_Exercise directions_: Quote each record exactly, please, leaving none out.

Figure dataset records
## Begin

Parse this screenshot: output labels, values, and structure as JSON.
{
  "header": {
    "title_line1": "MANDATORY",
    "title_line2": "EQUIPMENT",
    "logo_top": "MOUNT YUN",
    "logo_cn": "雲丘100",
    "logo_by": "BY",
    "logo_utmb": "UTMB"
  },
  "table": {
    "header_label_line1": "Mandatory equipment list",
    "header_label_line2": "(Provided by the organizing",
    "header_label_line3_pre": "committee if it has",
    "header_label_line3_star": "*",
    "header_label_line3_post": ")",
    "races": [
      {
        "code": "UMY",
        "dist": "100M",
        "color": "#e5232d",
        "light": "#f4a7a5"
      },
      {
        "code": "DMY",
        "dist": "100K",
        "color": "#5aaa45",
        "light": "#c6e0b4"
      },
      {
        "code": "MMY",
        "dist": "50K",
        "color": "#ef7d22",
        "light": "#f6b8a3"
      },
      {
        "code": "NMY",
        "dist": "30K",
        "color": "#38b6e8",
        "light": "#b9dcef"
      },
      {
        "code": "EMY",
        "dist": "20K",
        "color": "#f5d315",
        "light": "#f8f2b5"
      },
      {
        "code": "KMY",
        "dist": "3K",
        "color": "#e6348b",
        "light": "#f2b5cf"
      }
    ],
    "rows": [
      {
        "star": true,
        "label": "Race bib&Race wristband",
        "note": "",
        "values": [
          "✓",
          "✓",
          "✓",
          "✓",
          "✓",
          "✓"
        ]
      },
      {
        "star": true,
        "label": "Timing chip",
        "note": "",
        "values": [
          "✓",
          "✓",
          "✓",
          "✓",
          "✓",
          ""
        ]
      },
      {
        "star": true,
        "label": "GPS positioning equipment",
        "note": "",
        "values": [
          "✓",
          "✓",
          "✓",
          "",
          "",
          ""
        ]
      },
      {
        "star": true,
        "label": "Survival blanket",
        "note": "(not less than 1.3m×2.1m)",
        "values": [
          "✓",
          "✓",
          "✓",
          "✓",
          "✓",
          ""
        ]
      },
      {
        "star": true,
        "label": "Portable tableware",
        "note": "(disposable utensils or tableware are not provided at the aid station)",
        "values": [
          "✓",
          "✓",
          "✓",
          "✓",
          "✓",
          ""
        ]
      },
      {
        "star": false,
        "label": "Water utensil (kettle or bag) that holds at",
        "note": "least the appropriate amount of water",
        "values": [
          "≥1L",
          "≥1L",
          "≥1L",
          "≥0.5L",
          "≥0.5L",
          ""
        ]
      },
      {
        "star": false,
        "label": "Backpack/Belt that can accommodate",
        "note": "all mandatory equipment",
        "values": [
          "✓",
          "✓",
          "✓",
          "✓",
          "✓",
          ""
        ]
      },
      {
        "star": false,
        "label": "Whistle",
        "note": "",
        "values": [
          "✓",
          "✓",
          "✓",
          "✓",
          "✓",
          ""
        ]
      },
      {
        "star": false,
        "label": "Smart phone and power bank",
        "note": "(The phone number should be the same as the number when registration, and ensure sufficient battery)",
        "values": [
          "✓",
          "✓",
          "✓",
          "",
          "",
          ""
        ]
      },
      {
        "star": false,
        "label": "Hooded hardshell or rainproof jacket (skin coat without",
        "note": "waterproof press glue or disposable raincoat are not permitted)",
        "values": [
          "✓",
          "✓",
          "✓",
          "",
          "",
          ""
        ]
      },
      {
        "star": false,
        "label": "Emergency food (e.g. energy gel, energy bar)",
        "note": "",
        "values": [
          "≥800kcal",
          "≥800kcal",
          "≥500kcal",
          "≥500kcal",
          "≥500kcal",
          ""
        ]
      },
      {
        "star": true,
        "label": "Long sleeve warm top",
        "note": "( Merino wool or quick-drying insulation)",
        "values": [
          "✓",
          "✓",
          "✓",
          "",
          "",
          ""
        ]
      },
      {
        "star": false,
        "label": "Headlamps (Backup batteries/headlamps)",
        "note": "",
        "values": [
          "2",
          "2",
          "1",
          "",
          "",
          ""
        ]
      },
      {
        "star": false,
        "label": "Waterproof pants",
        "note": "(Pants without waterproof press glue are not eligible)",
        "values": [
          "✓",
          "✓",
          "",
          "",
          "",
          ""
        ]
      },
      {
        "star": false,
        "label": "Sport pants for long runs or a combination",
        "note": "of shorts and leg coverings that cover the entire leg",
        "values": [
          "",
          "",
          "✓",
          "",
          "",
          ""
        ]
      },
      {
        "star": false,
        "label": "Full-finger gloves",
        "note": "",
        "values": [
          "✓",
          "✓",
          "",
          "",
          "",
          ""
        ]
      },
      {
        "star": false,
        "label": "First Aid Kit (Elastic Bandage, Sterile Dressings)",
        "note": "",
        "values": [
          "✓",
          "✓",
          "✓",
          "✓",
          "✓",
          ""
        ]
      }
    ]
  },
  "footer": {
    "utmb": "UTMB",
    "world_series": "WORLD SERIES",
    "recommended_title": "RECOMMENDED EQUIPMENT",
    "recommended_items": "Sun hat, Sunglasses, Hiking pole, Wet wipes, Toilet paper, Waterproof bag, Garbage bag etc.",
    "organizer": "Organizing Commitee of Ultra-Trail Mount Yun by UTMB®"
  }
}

## End

_Task answer_:
Parse this screenshot: output labels, values, and structure as JSON.
{
  "header": {
    "title_line1": "MANDATORY",
    "title_line2": "EQUIPMENT",
    "logo_top": "MOUNT YUN",
    "logo_cn": "雲丘100",
    "logo_by": "BY",
    "logo_utmb": "UTMB"
  },
  "table": {
    "header_label_line1": "Mandatory equipment list",
    "header_label_line2": "(Provided by the organizing",
    "header_label_line3_pre": "committee if it has",
    "header_label_line3_star": "*",
    "header_label_line3_post": ")",
    "races": [
      {
        "code": "UMY",
        "dist": "100M",
        "color": "#e5232d",
        "light": "#f4a7a5"
      },
      {
        "code": "DMY",
        "dist": "100K",
        "color": "#5aaa45",
        "light": "#c6e0b4"
      },
      {
        "code": "MMY",
        "dist": "50K",
        "color": "#ef7d22",
        "light": "#f6b8a3"
      },
      {
        "code": "NMY",
        "dist": "30K",
        "color": "#38b6e8",
        "light": "#b9dcef"
      },
      {
        "code": "EMY",
        "dist": "20K",
        "color": "#f5d315",
        "light": "#f8f2b5"
      },
      {
        "code": "KMY",
        "dist": "3K",
        "color": "#e6348b",
        "light": "#f2b5cf"
      }
    ],
    "rows": [
      {
        "star": true,
        "label": "Race bib&Race wristband",
        "note": "",
        "values": [
          "✓",
          "✓",
          "✓",
          "✓",
          "✓",
          "✓"
        ]
      },
      {
        "star": true,
        "label": "Timing chip",
        "note": "",
        "values": [
          "✓",
          "✓",
          "✓",
          "✓",
          "✓",
          ""
        ]
      },
      {
        "star": true,
        "label": "GPS positioning equipment",
        "note": "",
        "values": [
          "✓",
          "✓",
          "✓",
          "",
          "",
          ""
        ]
      },
      {
        "star": true,
        "label": "Survival blanket",
        "note": "(not less than 1.3m×2.1m)",
        "values": [
          "✓",
          "✓",
          "✓",
          "✓",
          "✓",
          ""
        ]
      },
      {
        "star": true,
        "label": "Portable tableware",
        "note": "(disposable utensils or tableware are not provided at the aid station)",
        "values": [
          "✓",
          "✓",
          "✓",
          "✓",
          "✓",
          ""
        ]
      },
      {
        "star": false,
        "label": "Water utensil (kettle or bag) that holds at",
        "note": "least the appropriate amount of water",
        "values": [
          "≥1L",
          "≥1L",
          "≥1L",
          "≥0.5L",
          "≥0.5L",
          ""
        ]
      },
      {
        "star": false,
        "label": "Backpack/Belt that can accommodate",
        "note": "all mandatory equipment",
        "values": [
          "✓",
          "✓",
          "✓",
          "✓",
          "✓",
          ""
        ]
      },
      {
        "star": false,
        "label": "Whistle",
        "note": "",
        "values": [
          "✓",
          "✓",
          "✓",
          "✓",
          "✓",
          ""
        ]
      },
      {
        "star": false,
        "label": "Smart phone and power bank",
        "note": "(The phone number should be the same as the number when registration, and ensure sufficient battery)",
        "values": [
          "✓",
          "✓",
          "✓",
          "",
          "",
          ""
        ]
      },
      {
        "star": false,
        "label": "Hooded hardshell or rainproof jacket (skin coat without",
        "note": "waterproof press glue or disposable raincoat are not permitted)",
        "values": [
          "✓",
          "✓",
          "✓",
          "",
          "",
          ""
        ]
      },
      {
        "star": false,
        "label": "Emergency food (e.g. energy gel, energy bar)",
        "note": "",
        "values": [
          "≥800kcal",
          "≥800kcal",
          "≥500kcal",
          "≥500kcal",
          "≥500kcal",
          ""
        ]
      },
      {
        "star": true,
        "label": "Long sleeve warm top",
        "note": "( Merino wool or quick-drying insulation)",
        "values": [
          "✓",
          "✓",
          "✓",
          "",
          "",
          ""
        ]
      },
      {
        "star": false,
        "label": "Headlamps (Backup batteries/headlamps)",
        "note": "",
        "values": [
          "2",
          "2",
          "1",
          "",
          "",
          ""
        ]
      },
      {
        "star": false,
        "label": "Waterproof pants",
        "note": "(Pants without waterproof press glue are not eligible)",
        "values": [
          "✓",
          "✓",
          "",
          "",
          "",
          ""
        ]
      },
      {
        "star": false,
        "label": "Sport pants for long runs or a combination",
        "note": "of shorts and leg coverings that cover the entire leg",
        "values": [
          "",
          "",
          "✓",
          "",
          "",
          ""
        ]
      },
      {
        "star": false,
        "label": "Full-finger gloves",
        "note": "",
        "values": [
          "✓",
          "✓",
          "",
          "",
          "",
          ""
        ]
      },
      {
        "star": false,
        "label": "First Aid Kit (Elastic Bandage, Sterile Dressings)",
        "note": "",
        "values": [
          "✓",
          "✓",
          "✓",
          "✓",
          "✓",
          ""
        ]
      }
    ]
  },
  "footer": {
    "utmb": "UTMB",
    "world_series": "WORLD SERIES",
    "recommended_title": "RECOMMENDED EQUIPMENT",
    "recommended_items": "Sun hat, Sunglasses, Hiking pole, Wet wipes, Toilet paper, Waterproof bag, Garbage bag etc.",
    "organizer": "Organizing Commitee of Ultra-Trail Mount Yun by UTMB®"
  }
}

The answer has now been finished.